--- RECORDS PROVIDED ---

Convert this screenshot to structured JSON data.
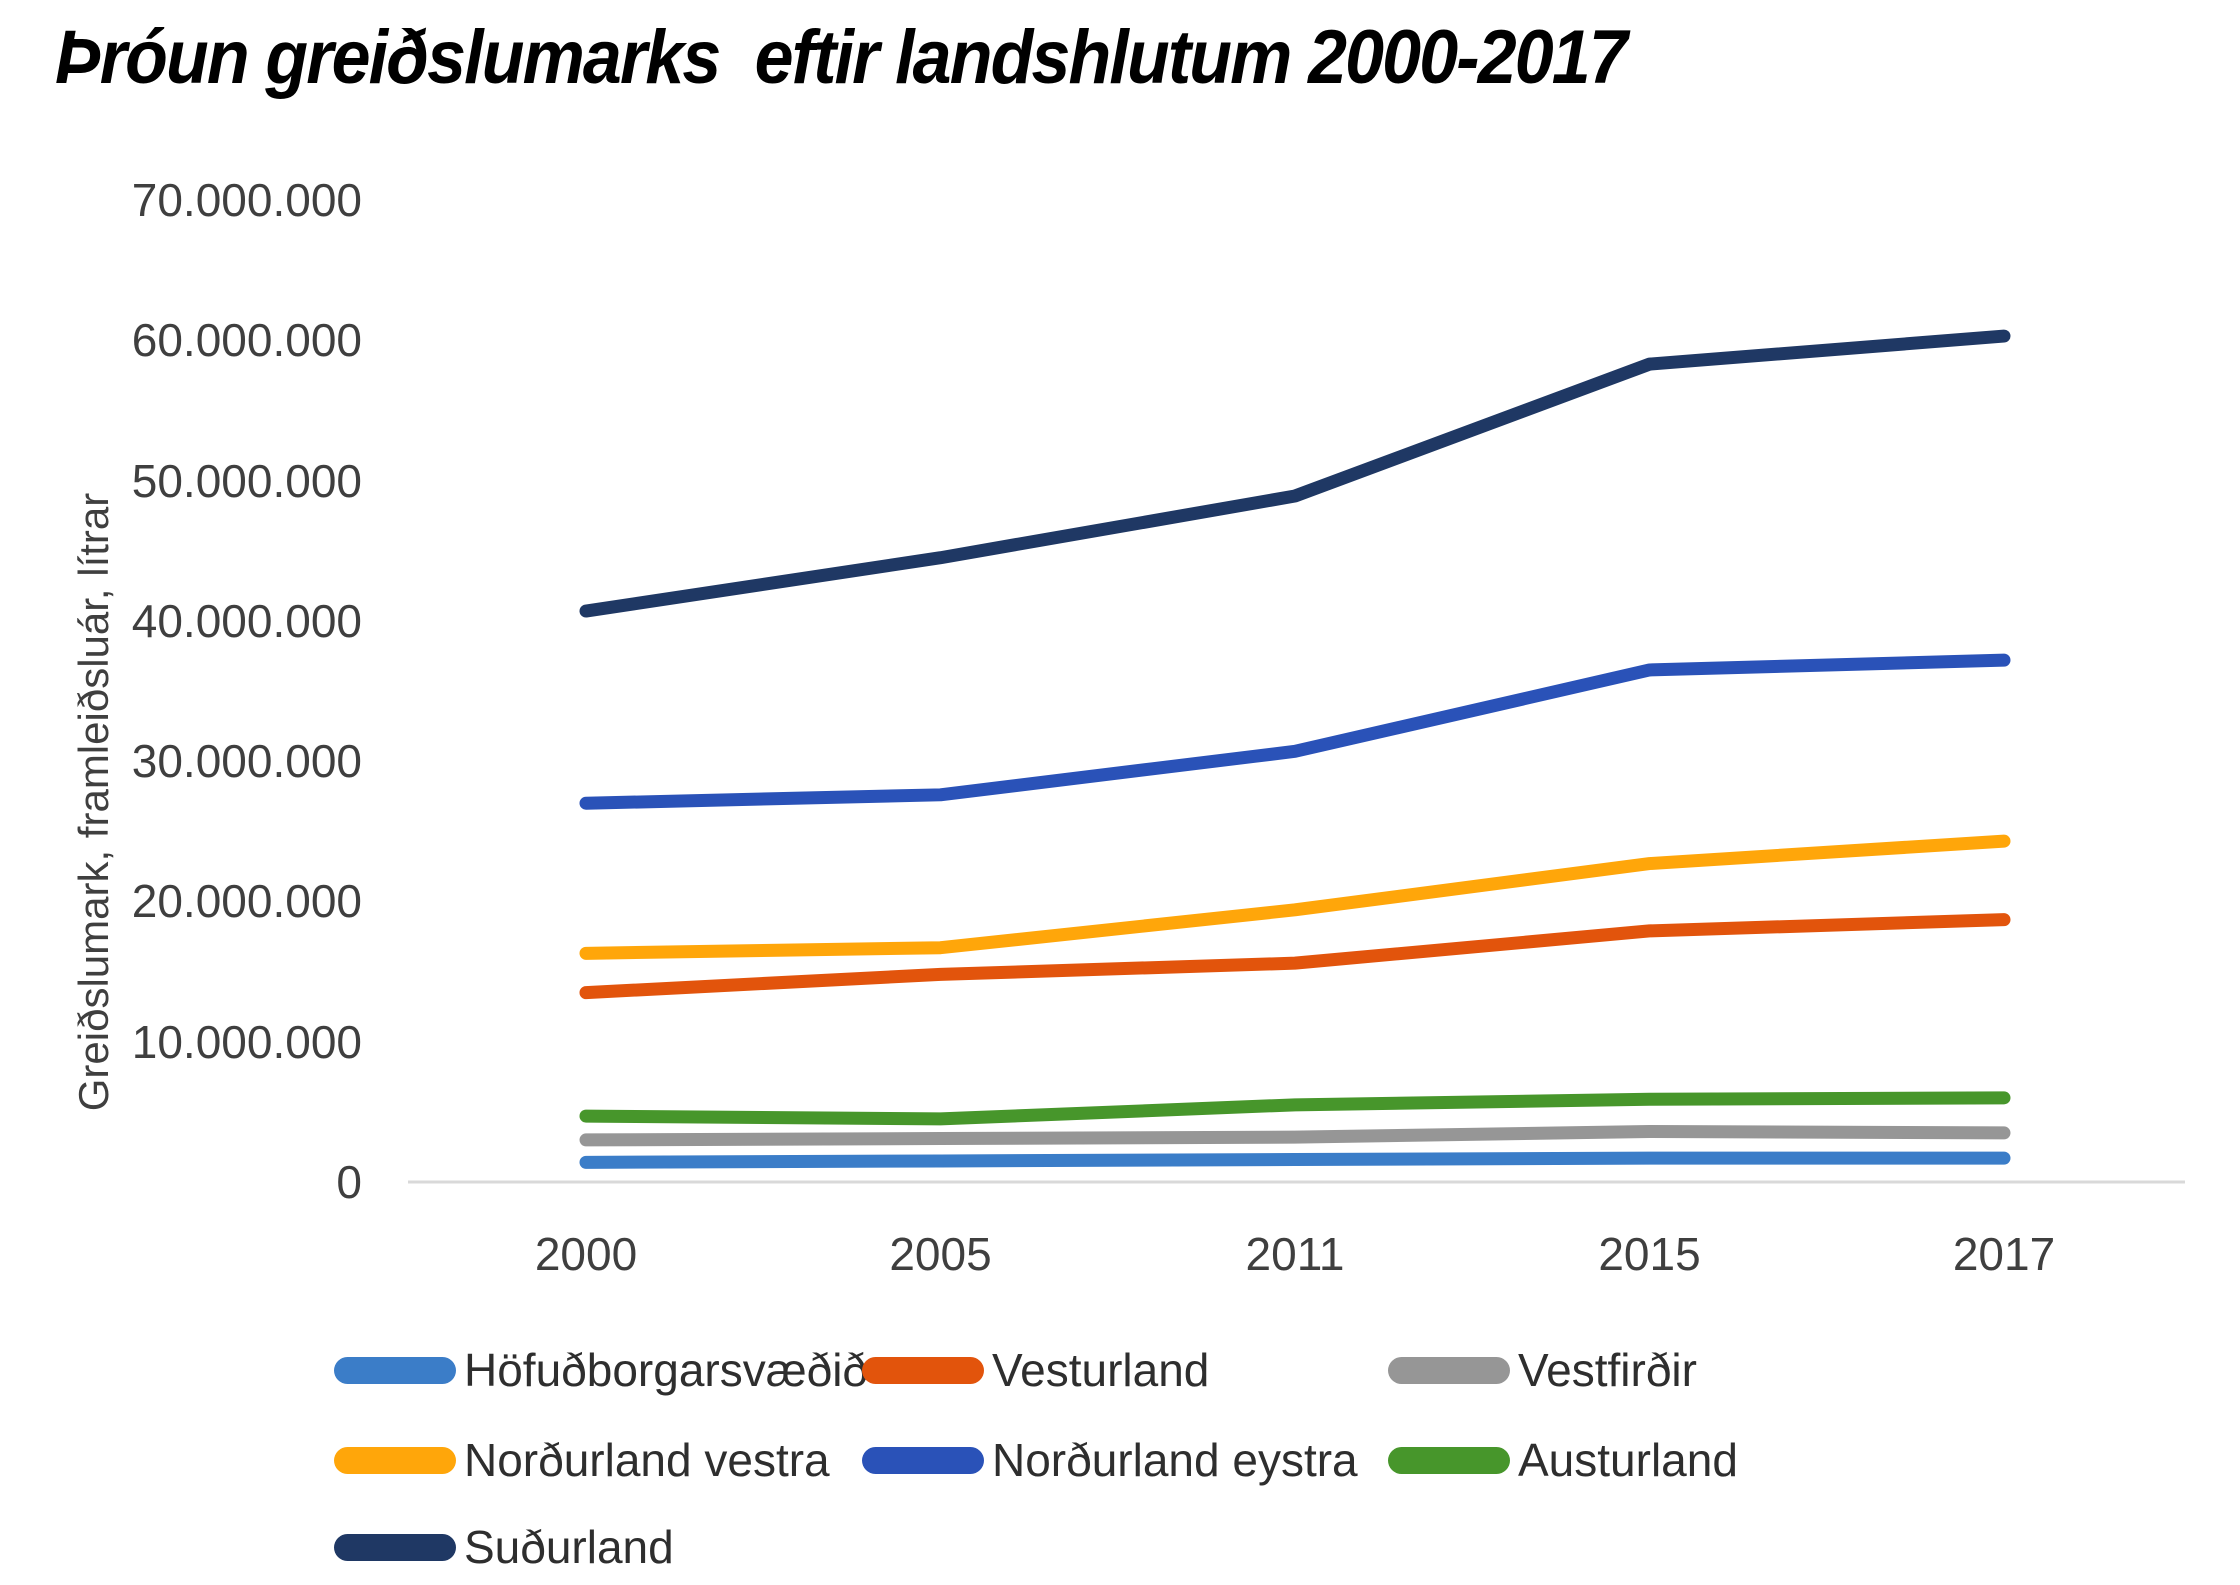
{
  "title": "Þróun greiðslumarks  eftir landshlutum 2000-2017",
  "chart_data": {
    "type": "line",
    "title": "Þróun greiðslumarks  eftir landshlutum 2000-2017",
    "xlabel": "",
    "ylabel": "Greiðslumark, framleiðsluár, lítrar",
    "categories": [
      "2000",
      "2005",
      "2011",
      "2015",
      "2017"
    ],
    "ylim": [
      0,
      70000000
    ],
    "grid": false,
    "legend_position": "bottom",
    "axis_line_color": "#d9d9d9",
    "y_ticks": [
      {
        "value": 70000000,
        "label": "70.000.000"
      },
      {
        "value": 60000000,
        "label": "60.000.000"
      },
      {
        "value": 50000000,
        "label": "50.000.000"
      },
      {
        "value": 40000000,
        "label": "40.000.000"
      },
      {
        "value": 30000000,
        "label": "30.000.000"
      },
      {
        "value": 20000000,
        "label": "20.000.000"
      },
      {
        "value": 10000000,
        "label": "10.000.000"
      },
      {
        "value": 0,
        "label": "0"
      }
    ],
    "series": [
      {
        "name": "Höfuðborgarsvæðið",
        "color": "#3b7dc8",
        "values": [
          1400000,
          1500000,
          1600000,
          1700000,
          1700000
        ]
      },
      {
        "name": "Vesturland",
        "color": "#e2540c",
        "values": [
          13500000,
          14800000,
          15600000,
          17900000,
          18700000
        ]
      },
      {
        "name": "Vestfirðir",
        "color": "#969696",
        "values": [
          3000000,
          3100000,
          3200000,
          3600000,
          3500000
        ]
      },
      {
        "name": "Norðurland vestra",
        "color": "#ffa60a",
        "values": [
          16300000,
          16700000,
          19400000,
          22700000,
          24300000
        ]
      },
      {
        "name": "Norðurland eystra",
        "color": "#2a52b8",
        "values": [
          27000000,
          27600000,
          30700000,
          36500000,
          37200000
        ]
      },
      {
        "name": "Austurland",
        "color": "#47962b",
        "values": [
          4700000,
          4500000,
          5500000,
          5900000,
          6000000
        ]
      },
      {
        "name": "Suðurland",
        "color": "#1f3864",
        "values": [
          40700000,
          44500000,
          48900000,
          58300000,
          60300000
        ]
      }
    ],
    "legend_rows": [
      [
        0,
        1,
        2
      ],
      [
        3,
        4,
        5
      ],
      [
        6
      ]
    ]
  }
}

---
--- RECORDS PROVIDED ---

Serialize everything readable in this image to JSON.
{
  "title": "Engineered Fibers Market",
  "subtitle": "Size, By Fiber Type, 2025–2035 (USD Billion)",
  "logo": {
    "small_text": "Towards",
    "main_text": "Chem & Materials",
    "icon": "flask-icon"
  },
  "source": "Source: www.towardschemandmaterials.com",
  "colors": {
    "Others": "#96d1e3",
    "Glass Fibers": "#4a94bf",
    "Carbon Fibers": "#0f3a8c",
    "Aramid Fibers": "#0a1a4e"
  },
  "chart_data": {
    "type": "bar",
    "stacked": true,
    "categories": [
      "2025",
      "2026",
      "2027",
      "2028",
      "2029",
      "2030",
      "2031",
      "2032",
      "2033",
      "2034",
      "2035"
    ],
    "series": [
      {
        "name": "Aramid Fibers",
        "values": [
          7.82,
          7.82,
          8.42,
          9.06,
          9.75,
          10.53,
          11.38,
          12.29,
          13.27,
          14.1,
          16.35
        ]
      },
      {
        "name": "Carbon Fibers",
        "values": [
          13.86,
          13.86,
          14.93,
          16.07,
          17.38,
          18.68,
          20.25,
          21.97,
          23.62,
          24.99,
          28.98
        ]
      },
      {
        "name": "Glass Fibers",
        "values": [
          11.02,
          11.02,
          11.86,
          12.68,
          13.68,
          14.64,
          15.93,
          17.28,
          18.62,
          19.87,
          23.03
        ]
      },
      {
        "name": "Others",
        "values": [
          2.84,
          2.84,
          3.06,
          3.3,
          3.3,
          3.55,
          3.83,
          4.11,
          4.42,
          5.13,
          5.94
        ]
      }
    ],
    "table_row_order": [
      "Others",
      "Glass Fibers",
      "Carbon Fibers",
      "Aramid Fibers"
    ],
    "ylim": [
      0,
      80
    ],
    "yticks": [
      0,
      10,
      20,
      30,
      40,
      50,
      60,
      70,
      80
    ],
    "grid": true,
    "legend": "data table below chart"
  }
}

---
--- RECORDS PROVIDED ---

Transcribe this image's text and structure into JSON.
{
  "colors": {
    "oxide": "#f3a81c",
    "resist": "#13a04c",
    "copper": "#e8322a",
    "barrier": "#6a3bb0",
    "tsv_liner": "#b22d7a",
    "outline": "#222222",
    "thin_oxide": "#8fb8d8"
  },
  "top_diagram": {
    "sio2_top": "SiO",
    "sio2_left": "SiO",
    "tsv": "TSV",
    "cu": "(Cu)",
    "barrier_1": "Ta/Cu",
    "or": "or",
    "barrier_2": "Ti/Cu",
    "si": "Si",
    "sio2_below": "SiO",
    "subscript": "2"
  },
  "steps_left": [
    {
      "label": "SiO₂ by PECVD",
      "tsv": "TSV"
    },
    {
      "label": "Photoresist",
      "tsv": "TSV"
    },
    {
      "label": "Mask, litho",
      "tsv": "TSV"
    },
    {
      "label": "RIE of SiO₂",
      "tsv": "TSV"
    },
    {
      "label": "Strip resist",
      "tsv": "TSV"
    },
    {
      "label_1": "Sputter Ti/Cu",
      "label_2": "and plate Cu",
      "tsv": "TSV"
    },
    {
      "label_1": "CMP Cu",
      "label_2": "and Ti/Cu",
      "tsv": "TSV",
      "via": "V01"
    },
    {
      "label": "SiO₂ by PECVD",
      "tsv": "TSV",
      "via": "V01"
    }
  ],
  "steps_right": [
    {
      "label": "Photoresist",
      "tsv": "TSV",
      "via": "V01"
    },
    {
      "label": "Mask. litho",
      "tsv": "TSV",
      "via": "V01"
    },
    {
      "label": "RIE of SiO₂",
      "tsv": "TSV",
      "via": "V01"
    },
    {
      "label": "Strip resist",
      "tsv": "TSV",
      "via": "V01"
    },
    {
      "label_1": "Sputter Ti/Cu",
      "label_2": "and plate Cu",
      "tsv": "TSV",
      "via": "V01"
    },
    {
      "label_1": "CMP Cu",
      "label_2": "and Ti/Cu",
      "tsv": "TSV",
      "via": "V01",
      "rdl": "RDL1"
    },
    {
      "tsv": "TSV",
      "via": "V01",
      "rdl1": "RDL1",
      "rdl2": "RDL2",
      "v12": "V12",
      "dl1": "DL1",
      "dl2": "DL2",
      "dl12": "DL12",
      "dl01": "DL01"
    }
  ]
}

---

GIVEN TASK: Filter the listing above by the word "image"; copy each line that passes.

WRITTEN RESPONSE:
Serialize everything readable in this image to JSON.
Transcribe this image's text and structure into JSON.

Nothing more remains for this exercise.